┌────────
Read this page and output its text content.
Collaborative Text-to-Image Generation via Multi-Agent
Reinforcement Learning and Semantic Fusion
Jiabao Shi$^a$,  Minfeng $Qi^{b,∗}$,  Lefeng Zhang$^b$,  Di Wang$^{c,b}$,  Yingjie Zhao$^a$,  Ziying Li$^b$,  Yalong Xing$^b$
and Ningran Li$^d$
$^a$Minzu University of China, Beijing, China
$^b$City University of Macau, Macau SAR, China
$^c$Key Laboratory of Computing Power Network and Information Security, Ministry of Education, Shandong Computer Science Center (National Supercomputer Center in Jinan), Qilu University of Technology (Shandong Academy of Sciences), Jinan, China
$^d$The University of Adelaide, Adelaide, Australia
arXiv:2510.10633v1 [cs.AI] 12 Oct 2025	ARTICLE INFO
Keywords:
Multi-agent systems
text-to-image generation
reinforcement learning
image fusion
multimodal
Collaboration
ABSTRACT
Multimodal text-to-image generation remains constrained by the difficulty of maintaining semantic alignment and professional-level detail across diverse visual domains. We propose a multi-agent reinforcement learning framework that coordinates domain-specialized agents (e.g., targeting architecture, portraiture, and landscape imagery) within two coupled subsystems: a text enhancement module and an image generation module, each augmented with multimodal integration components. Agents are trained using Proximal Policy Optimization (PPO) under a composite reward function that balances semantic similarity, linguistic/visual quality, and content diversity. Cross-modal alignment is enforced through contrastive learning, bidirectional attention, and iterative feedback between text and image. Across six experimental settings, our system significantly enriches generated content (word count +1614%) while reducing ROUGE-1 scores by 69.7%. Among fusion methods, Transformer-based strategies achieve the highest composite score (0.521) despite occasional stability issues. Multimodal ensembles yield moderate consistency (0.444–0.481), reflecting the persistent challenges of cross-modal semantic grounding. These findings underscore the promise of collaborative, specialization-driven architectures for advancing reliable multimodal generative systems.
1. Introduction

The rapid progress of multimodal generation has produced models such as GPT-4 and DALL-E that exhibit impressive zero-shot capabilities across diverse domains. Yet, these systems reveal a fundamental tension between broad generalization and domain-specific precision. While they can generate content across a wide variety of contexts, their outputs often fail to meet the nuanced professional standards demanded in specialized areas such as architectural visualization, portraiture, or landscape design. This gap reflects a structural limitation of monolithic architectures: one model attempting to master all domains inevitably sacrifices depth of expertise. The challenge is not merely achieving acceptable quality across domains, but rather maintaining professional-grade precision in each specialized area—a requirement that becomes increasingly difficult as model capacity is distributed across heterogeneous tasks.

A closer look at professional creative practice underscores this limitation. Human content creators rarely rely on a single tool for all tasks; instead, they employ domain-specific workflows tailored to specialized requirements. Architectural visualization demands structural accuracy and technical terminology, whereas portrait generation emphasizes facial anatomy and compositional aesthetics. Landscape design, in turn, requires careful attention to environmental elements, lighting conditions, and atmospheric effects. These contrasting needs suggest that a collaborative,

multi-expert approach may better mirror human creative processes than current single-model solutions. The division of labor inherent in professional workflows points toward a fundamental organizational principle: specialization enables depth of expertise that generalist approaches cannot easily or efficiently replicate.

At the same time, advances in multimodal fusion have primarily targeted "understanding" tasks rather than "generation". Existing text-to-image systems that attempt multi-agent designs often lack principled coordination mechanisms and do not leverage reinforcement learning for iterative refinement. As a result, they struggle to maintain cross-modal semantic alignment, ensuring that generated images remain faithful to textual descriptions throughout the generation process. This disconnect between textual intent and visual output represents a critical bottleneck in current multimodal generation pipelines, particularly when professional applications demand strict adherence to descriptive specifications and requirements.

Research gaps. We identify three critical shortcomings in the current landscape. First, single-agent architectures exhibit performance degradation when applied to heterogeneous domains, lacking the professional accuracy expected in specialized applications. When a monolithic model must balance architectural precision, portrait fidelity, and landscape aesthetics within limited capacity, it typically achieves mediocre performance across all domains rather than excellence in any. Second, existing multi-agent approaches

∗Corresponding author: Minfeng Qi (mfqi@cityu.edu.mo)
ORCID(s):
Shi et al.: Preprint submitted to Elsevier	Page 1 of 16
└────────
Task prompt
Copy out every line that includes the word "accuracy".

Result for this task
A closer look at professional creative practice underscores this limitation. Human content creators rarely rely on a single tool for all tasks; instead, they employ domain-specific workflows tailored to specialized requirements. Architectural visualization demands structural accuracy and technical terminology, whereas portrait generation emphasizes facial anatomy and compositional aesthetics. Landscape design, in turn, requires careful attention to environmental elements, lighting conditions, and atmospheric effects. These contrasting needs suggest that a collaborative,
Research gaps. We identify three critical shortcomings in the current landscape. First, single-agent architectures exhibit performance degradation when applied to heterogeneous domains, lacking the professional accuracy expected in specialized applications. When a monolithic model must balance architectural precision, portrait fidelity, and landscape aesthetics within limited capacity, it typically achieves mediocre performance across all domains rather than excellence in any. Second, existing multi-agent approaches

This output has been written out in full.